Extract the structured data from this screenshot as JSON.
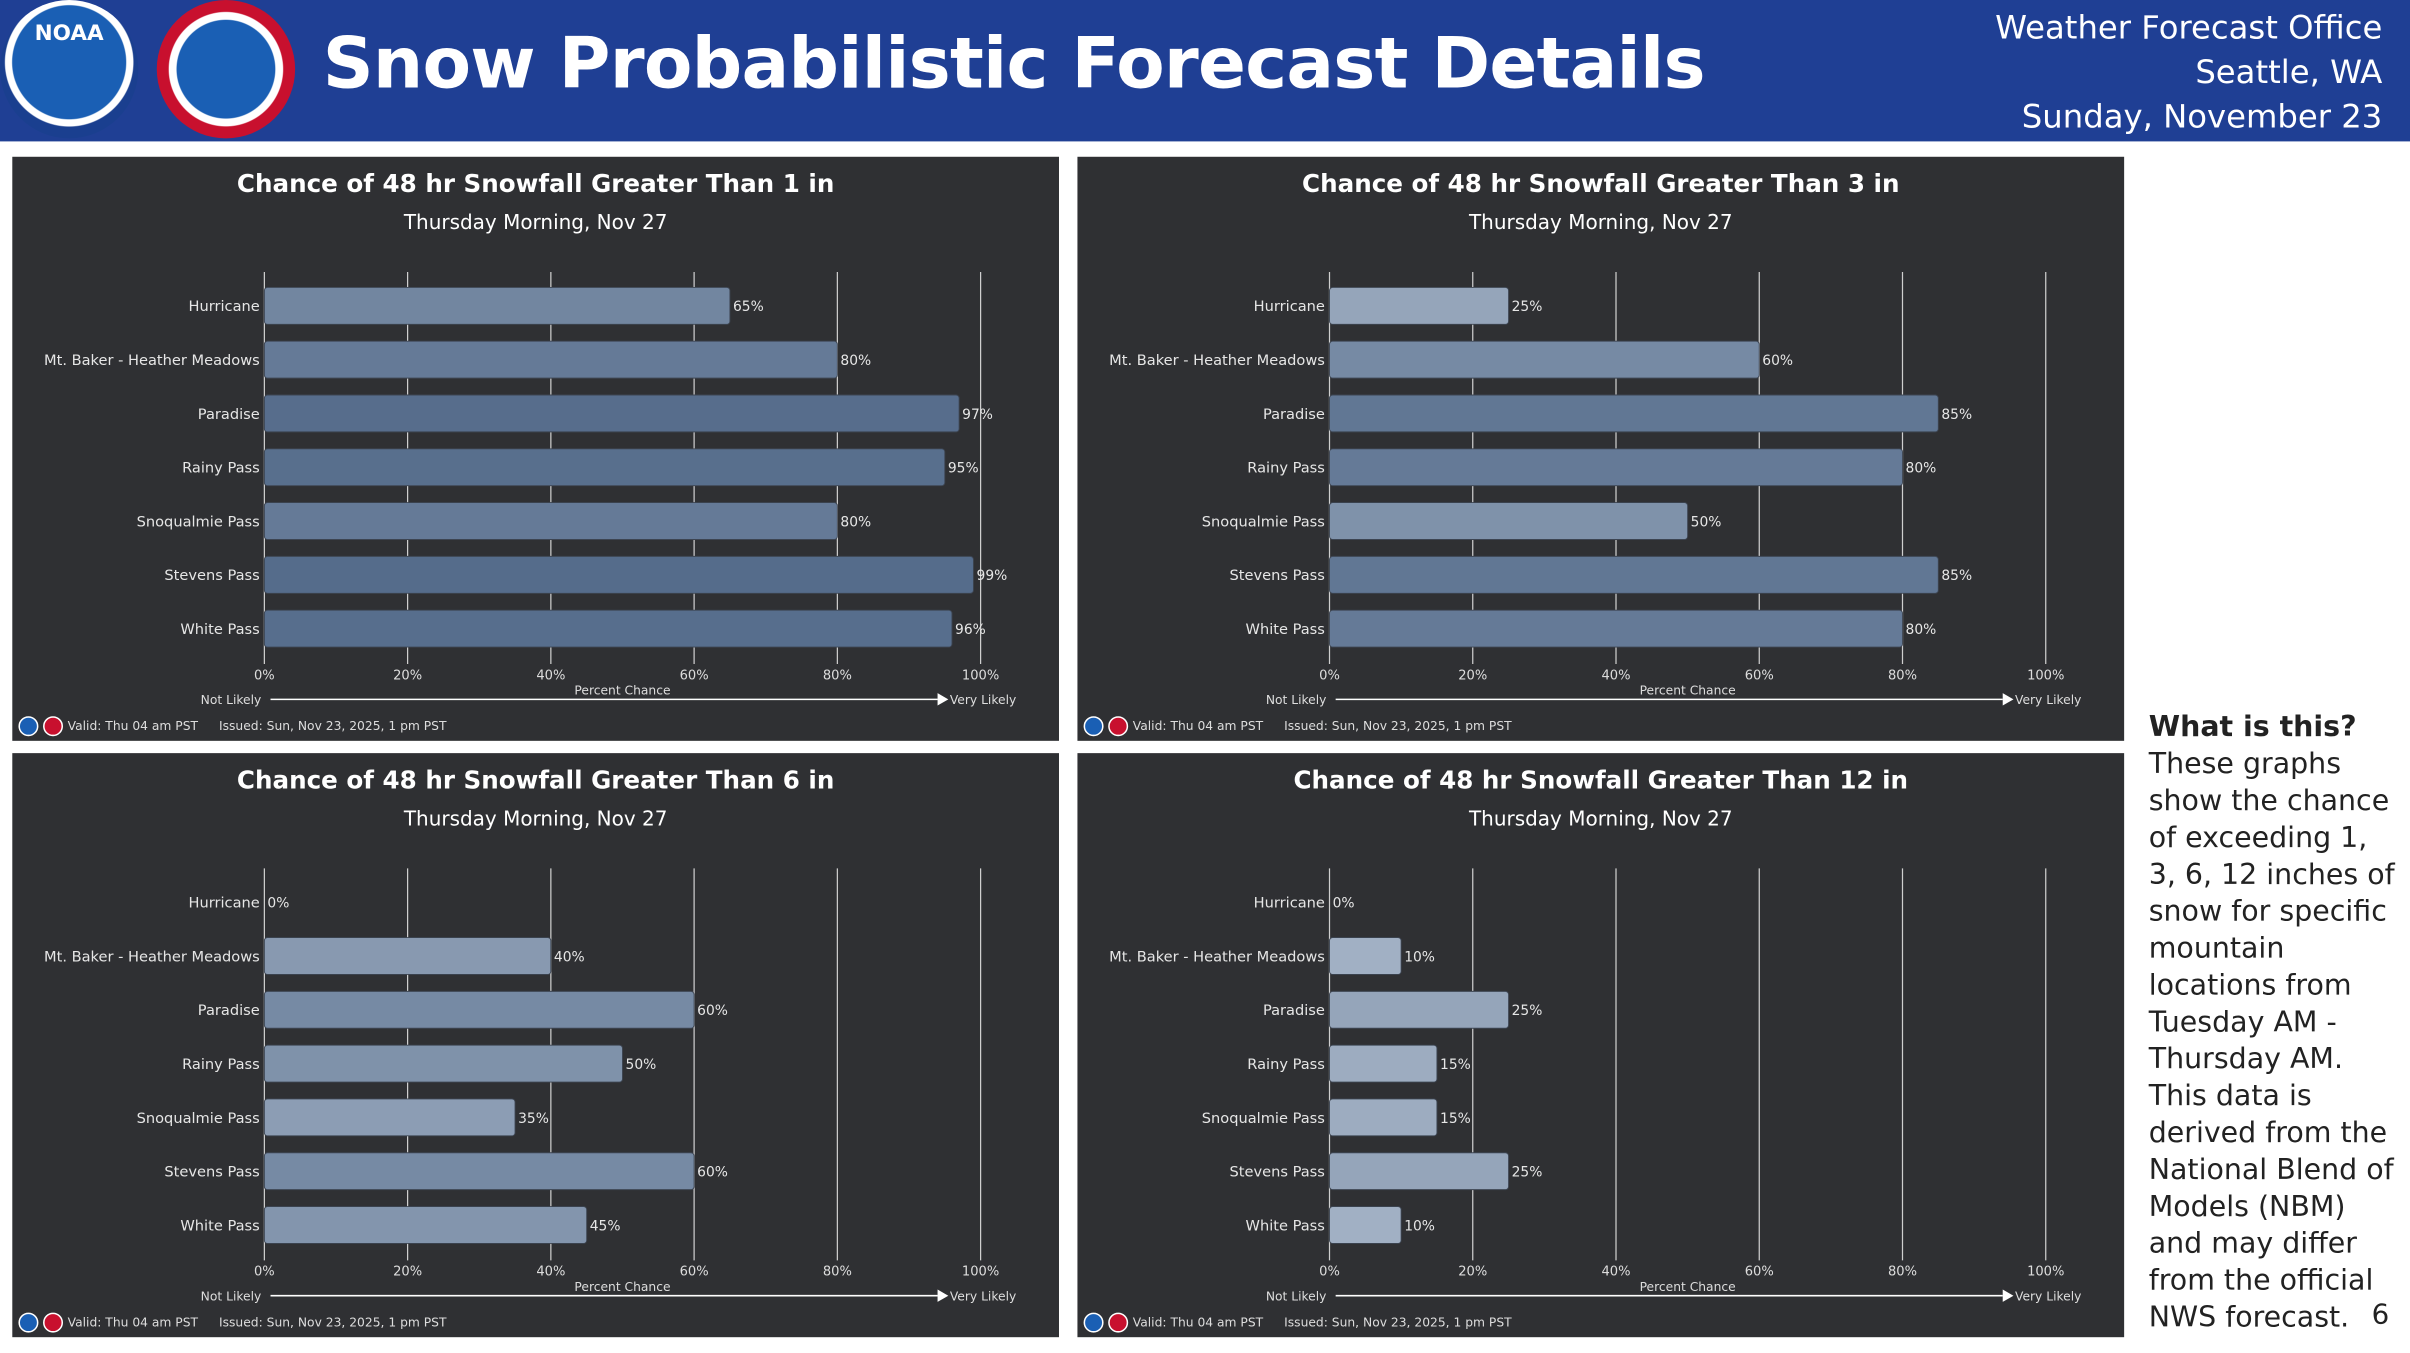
{
  "header": {
    "title": "Snow Probabilistic Forecast Details",
    "office_lines": [
      "Weather Forecast Office",
      "Seattle, WA",
      "Sunday, November 23"
    ],
    "logos": [
      "NOAA",
      "NATIONAL WEATHER SERVICE"
    ]
  },
  "sidebar": {
    "heading": "What is this?",
    "body": "These graphs show the chance of exceeding 1, 3, 6, 12 inches of snow for specific mountain locations from Tuesday AM - Thursday AM. This data is derived from the National Blend of Models (NBM) and may differ from the official NWS forecast.",
    "page_number": "6"
  },
  "footer": {
    "valid": "Valid: Thu 04 am PST",
    "issued": "Issued: Sun, Nov 23, 2025, 1 pm PST"
  },
  "colors": {
    "header_bg": "#1f3f94",
    "panel_bg": "#2f3033",
    "bar_light": "#aab8ca",
    "bar_dark": "#546b8a"
  },
  "chart_data": [
    {
      "type": "bar",
      "orientation": "horizontal",
      "title": "Chance of 48 hr Snowfall Greater Than 1 in",
      "subtitle": "Thursday Morning, Nov 27",
      "xlabel": "Percent Chance",
      "x_left_label": "Not Likely",
      "x_right_label": "Very Likely",
      "xlim": [
        0,
        100
      ],
      "ticks": [
        "0%",
        "20%",
        "40%",
        "60%",
        "80%",
        "100%"
      ],
      "grid": true,
      "categories": [
        "Hurricane",
        "Mt. Baker - Heather Meadows",
        "Paradise",
        "Rainy Pass",
        "Snoqualmie Pass",
        "Stevens Pass",
        "White Pass"
      ],
      "values": [
        65,
        80,
        97,
        95,
        80,
        99,
        96
      ]
    },
    {
      "type": "bar",
      "orientation": "horizontal",
      "title": "Chance of 48 hr Snowfall Greater Than 3 in",
      "subtitle": "Thursday Morning, Nov 27",
      "xlabel": "Percent Chance",
      "x_left_label": "Not Likely",
      "x_right_label": "Very Likely",
      "xlim": [
        0,
        100
      ],
      "ticks": [
        "0%",
        "20%",
        "40%",
        "60%",
        "80%",
        "100%"
      ],
      "grid": true,
      "categories": [
        "Hurricane",
        "Mt. Baker - Heather Meadows",
        "Paradise",
        "Rainy Pass",
        "Snoqualmie Pass",
        "Stevens Pass",
        "White Pass"
      ],
      "values": [
        25,
        60,
        85,
        80,
        50,
        85,
        80
      ]
    },
    {
      "type": "bar",
      "orientation": "horizontal",
      "title": "Chance of 48 hr Snowfall Greater Than 6 in",
      "subtitle": "Thursday Morning, Nov 27",
      "xlabel": "Percent Chance",
      "x_left_label": "Not Likely",
      "x_right_label": "Very Likely",
      "xlim": [
        0,
        100
      ],
      "ticks": [
        "0%",
        "20%",
        "40%",
        "60%",
        "80%",
        "100%"
      ],
      "grid": true,
      "categories": [
        "Hurricane",
        "Mt. Baker - Heather Meadows",
        "Paradise",
        "Rainy Pass",
        "Snoqualmie Pass",
        "Stevens Pass",
        "White Pass"
      ],
      "values": [
        0,
        40,
        60,
        50,
        35,
        60,
        45
      ]
    },
    {
      "type": "bar",
      "orientation": "horizontal",
      "title": "Chance of 48 hr Snowfall Greater Than 12 in",
      "subtitle": "Thursday Morning, Nov 27",
      "xlabel": "Percent Chance",
      "x_left_label": "Not Likely",
      "x_right_label": "Very Likely",
      "xlim": [
        0,
        100
      ],
      "ticks": [
        "0%",
        "20%",
        "40%",
        "60%",
        "80%",
        "100%"
      ],
      "grid": true,
      "categories": [
        "Hurricane",
        "Mt. Baker - Heather Meadows",
        "Paradise",
        "Rainy Pass",
        "Snoqualmie Pass",
        "Stevens Pass",
        "White Pass"
      ],
      "values": [
        0,
        10,
        25,
        15,
        15,
        25,
        10
      ]
    }
  ]
}
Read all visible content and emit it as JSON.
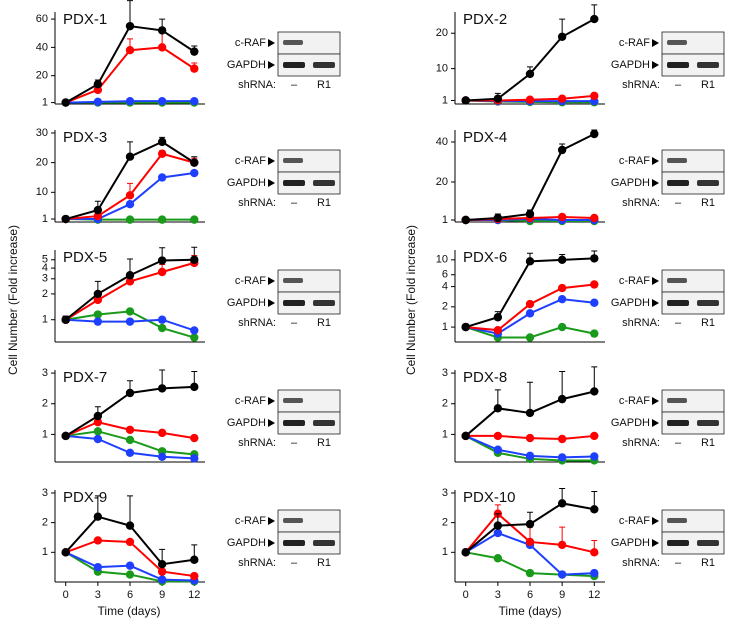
{
  "chart_data": [
    {
      "type": "line",
      "title": "PDX-1",
      "x": [
        0,
        3,
        6,
        9,
        12
      ],
      "xlim": [
        -1,
        13
      ],
      "ylim": [
        0,
        65
      ],
      "yticks": [
        1,
        20,
        40,
        60
      ],
      "series": [
        {
          "color": "#000000",
          "values": [
            1,
            14,
            55,
            52,
            37
          ],
          "errors": [
            0.5,
            3,
            18,
            8,
            4
          ]
        },
        {
          "color": "#ff0000",
          "values": [
            1,
            10,
            38,
            40,
            25
          ],
          "errors": [
            0.5,
            2,
            8,
            12,
            4
          ]
        },
        {
          "color": "#1f3fff",
          "values": [
            1,
            1.5,
            2,
            2,
            2
          ]
        },
        {
          "color": "#1a9a1a",
          "values": [
            1,
            1,
            1,
            1,
            1
          ]
        }
      ],
      "blot": {
        "bands": [
          "c-RAF",
          "GAPDH"
        ],
        "condition_label": "shRNA:",
        "lanes": [
          "–",
          "R1"
        ]
      }
    },
    {
      "type": "line",
      "title": "PDX-2",
      "x": [
        0,
        3,
        6,
        9,
        12
      ],
      "xlim": [
        -1,
        13
      ],
      "ylim": [
        0,
        26
      ],
      "yticks": [
        1,
        10,
        20
      ],
      "series": [
        {
          "color": "#000000",
          "values": [
            1,
            1.5,
            8.5,
            19,
            24
          ],
          "errors": [
            0.3,
            1.5,
            2,
            5,
            4
          ]
        },
        {
          "color": "#ff0000",
          "values": [
            1,
            1,
            1.2,
            1.5,
            2.3
          ]
        },
        {
          "color": "#1f3fff",
          "values": [
            1,
            0.8,
            0.8,
            0.8,
            0.8
          ]
        },
        {
          "color": "#1a9a1a",
          "values": [
            1,
            0.7,
            0.6,
            0.5,
            0.5
          ]
        }
      ],
      "blot": {
        "bands": [
          "c-RAF",
          "GAPDH"
        ],
        "condition_label": "shRNA:",
        "lanes": [
          "–",
          "R1"
        ]
      }
    },
    {
      "type": "line",
      "title": "PDX-3",
      "x": [
        0,
        3,
        6,
        9,
        12
      ],
      "xlim": [
        -1,
        13
      ],
      "ylim": [
        0,
        31
      ],
      "yticks": [
        1,
        10,
        20,
        30
      ],
      "series": [
        {
          "color": "#000000",
          "values": [
            1,
            4,
            22,
            27,
            20
          ],
          "errors": [
            0.3,
            3,
            5,
            1.5,
            2
          ]
        },
        {
          "color": "#ff0000",
          "values": [
            1,
            2,
            9,
            23,
            20
          ],
          "errors": [
            0.3,
            1,
            4,
            1,
            1.5
          ]
        },
        {
          "color": "#1f3fff",
          "values": [
            1,
            1,
            6,
            15,
            16.5
          ]
        },
        {
          "color": "#1a9a1a",
          "values": [
            1,
            0.8,
            0.8,
            0.8,
            0.8
          ]
        }
      ],
      "blot": {
        "bands": [
          "c-RAF",
          "GAPDH"
        ],
        "condition_label": "shRNA:",
        "lanes": [
          "–",
          "R1"
        ]
      }
    },
    {
      "type": "line",
      "title": "PDX-4",
      "x": [
        0,
        3,
        6,
        9,
        12
      ],
      "xlim": [
        -1,
        13
      ],
      "ylim": [
        0,
        46
      ],
      "yticks": [
        1,
        20,
        40
      ],
      "series": [
        {
          "color": "#000000",
          "values": [
            1,
            2,
            4,
            36,
            44
          ],
          "errors": [
            0.5,
            2,
            2,
            3,
            2
          ]
        },
        {
          "color": "#ff0000",
          "values": [
            1,
            1.5,
            2,
            2.5,
            2
          ]
        },
        {
          "color": "#1f3fff",
          "values": [
            1,
            1,
            1.5,
            1,
            1
          ]
        },
        {
          "color": "#1a9a1a",
          "values": [
            1,
            1,
            0.5,
            0.5,
            0.5
          ]
        }
      ],
      "blot": {
        "bands": [
          "c-RAF",
          "GAPDH"
        ],
        "condition_label": "shRNA:",
        "lanes": [
          "–",
          "R1"
        ]
      }
    },
    {
      "type": "line",
      "title": "PDX-5",
      "x": [
        0,
        3,
        6,
        9,
        12
      ],
      "xlim": [
        -1,
        13
      ],
      "ylim": [
        0.55,
        6.5
      ],
      "yticks": [
        1,
        2,
        3,
        4,
        5
      ],
      "log_scale": true,
      "series": [
        {
          "color": "#000000",
          "values": [
            1,
            2,
            3.3,
            4.9,
            5
          ],
          "errors": [
            0.1,
            0.8,
            1.8,
            2,
            2
          ]
        },
        {
          "color": "#ff0000",
          "values": [
            1,
            1.7,
            2.8,
            3.6,
            4.6
          ],
          "errors": [
            0.1,
            0.4,
            0.7,
            0.8,
            1
          ]
        },
        {
          "color": "#1f3fff",
          "values": [
            1,
            0.95,
            0.95,
            1,
            0.75
          ]
        },
        {
          "color": "#1a9a1a",
          "values": [
            1,
            1.15,
            1.25,
            0.8,
            0.62
          ]
        }
      ],
      "blot": {
        "bands": [
          "c-RAF",
          "GAPDH"
        ],
        "condition_label": "shRNA:",
        "lanes": [
          "–",
          "R1"
        ]
      }
    },
    {
      "type": "line",
      "title": "PDX-6",
      "x": [
        0,
        3,
        6,
        9,
        12
      ],
      "xlim": [
        -1,
        13
      ],
      "ylim": [
        0.6,
        14
      ],
      "yticks": [
        1,
        2,
        4,
        6,
        10
      ],
      "log_scale": true,
      "series": [
        {
          "color": "#000000",
          "values": [
            1,
            1.4,
            9.5,
            10,
            10.5
          ],
          "errors": [
            0.1,
            0.3,
            3,
            2,
            3
          ]
        },
        {
          "color": "#ff0000",
          "values": [
            1,
            0.9,
            2.2,
            3.8,
            4.3
          ]
        },
        {
          "color": "#1f3fff",
          "values": [
            1,
            0.8,
            1.6,
            2.6,
            2.3
          ]
        },
        {
          "color": "#1a9a1a",
          "values": [
            1,
            0.7,
            0.7,
            1,
            0.8
          ]
        }
      ],
      "blot": {
        "bands": [
          "c-RAF",
          "GAPDH"
        ],
        "condition_label": "shRNA:",
        "lanes": [
          "–",
          "R1"
        ]
      }
    },
    {
      "type": "line",
      "title": "PDX-7",
      "x": [
        0,
        3,
        6,
        9,
        12
      ],
      "xlim": [
        -1,
        13
      ],
      "ylim": [
        0.1,
        3.1
      ],
      "yticks": [
        1,
        2,
        3
      ],
      "series": [
        {
          "color": "#000000",
          "values": [
            0.95,
            1.6,
            2.35,
            2.5,
            2.55
          ],
          "errors": [
            0.05,
            0.3,
            0.4,
            0.6,
            0.5
          ]
        },
        {
          "color": "#ff0000",
          "values": [
            0.95,
            1.4,
            1.15,
            1.05,
            0.88
          ]
        },
        {
          "color": "#1f3fff",
          "values": [
            0.95,
            0.85,
            0.4,
            0.27,
            0.22
          ]
        },
        {
          "color": "#1a9a1a",
          "values": [
            0.95,
            1.1,
            0.82,
            0.45,
            0.35
          ]
        }
      ],
      "blot": {
        "bands": [
          "c-RAF",
          "GAPDH"
        ],
        "condition_label": "shRNA:",
        "lanes": [
          "–",
          "R1"
        ]
      }
    },
    {
      "type": "line",
      "title": "PDX-8",
      "x": [
        0,
        3,
        6,
        9,
        12
      ],
      "xlim": [
        -1,
        13
      ],
      "ylim": [
        0.1,
        3.1
      ],
      "yticks": [
        1,
        2,
        3
      ],
      "series": [
        {
          "color": "#000000",
          "values": [
            0.95,
            1.85,
            1.7,
            2.15,
            2.4
          ],
          "errors": [
            0.05,
            0.6,
            1,
            0.9,
            0.8
          ]
        },
        {
          "color": "#ff0000",
          "values": [
            0.95,
            0.95,
            0.88,
            0.85,
            0.95
          ]
        },
        {
          "color": "#1f3fff",
          "values": [
            0.95,
            0.5,
            0.3,
            0.25,
            0.28
          ]
        },
        {
          "color": "#1a9a1a",
          "values": [
            0.95,
            0.4,
            0.2,
            0.15,
            0.15
          ]
        }
      ],
      "blot": {
        "bands": [
          "c-RAF",
          "GAPDH"
        ],
        "condition_label": "shRNA:",
        "lanes": [
          "–",
          "R1"
        ]
      }
    },
    {
      "type": "line",
      "title": "PDX-9",
      "x": [
        0,
        3,
        6,
        9,
        12
      ],
      "xlim": [
        -1,
        13
      ],
      "xticks": [
        0,
        3,
        6,
        9,
        12
      ],
      "ylim": [
        0,
        3.1
      ],
      "yticks": [
        1,
        2,
        3
      ],
      "series": [
        {
          "color": "#000000",
          "values": [
            1,
            2.2,
            1.9,
            0.6,
            0.75
          ],
          "errors": [
            0.05,
            0.7,
            1,
            0.5,
            0.5
          ]
        },
        {
          "color": "#ff0000",
          "values": [
            1,
            1.4,
            1.35,
            0.35,
            0.2
          ]
        },
        {
          "color": "#1f3fff",
          "values": [
            1,
            0.5,
            0.55,
            0.08,
            0.05
          ]
        },
        {
          "color": "#1a9a1a",
          "values": [
            1,
            0.35,
            0.25,
            0.02,
            0.02
          ]
        }
      ],
      "blot": {
        "bands": [
          "c-RAF",
          "GAPDH"
        ],
        "condition_label": "shRNA:",
        "lanes": [
          "–",
          "R1"
        ]
      }
    },
    {
      "type": "line",
      "title": "PDX-10",
      "x": [
        0,
        3,
        6,
        9,
        12
      ],
      "xlim": [
        -1,
        13
      ],
      "xticks": [
        0,
        3,
        6,
        9,
        12
      ],
      "ylim": [
        0,
        3.1
      ],
      "yticks": [
        1,
        2,
        3
      ],
      "series": [
        {
          "color": "#000000",
          "values": [
            1,
            1.9,
            1.95,
            2.65,
            2.45
          ],
          "errors": [
            0.1,
            0.4,
            0.4,
            0.5,
            0.6
          ]
        },
        {
          "color": "#ff0000",
          "values": [
            1,
            2.3,
            1.35,
            1.25,
            1
          ],
          "errors": [
            0.1,
            0.3,
            0.5,
            0.6,
            0.4
          ]
        },
        {
          "color": "#1f3fff",
          "values": [
            1,
            1.65,
            1.25,
            0.25,
            0.3
          ]
        },
        {
          "color": "#1a9a1a",
          "values": [
            1,
            0.8,
            0.3,
            0.25,
            0.2
          ]
        }
      ],
      "blot": {
        "bands": [
          "c-RAF",
          "GAPDH"
        ],
        "condition_label": "shRNA:",
        "lanes": [
          "–",
          "R1"
        ]
      }
    }
  ],
  "columns": [
    {
      "ylabel": "Cell Number (Fold increase)",
      "xlabel": "Time (days)"
    },
    {
      "ylabel": "Cell Number (Fold increase)",
      "xlabel": "Time (days)"
    }
  ]
}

## INSTRUCTION
Scan the listing above. Gather each line that contains the word "from".

## COMPLETE RESPONSE
Extract the structured data from this screenshot as JSON.
    "body": "These graphs show the chance of exceeding 1, 3, 6, 12 inches of snow for specific mountain locations from Tuesday AM - Thursday AM. This data is derived from the National Blend of Models (NBM) and may differ from the official NWS forecast.",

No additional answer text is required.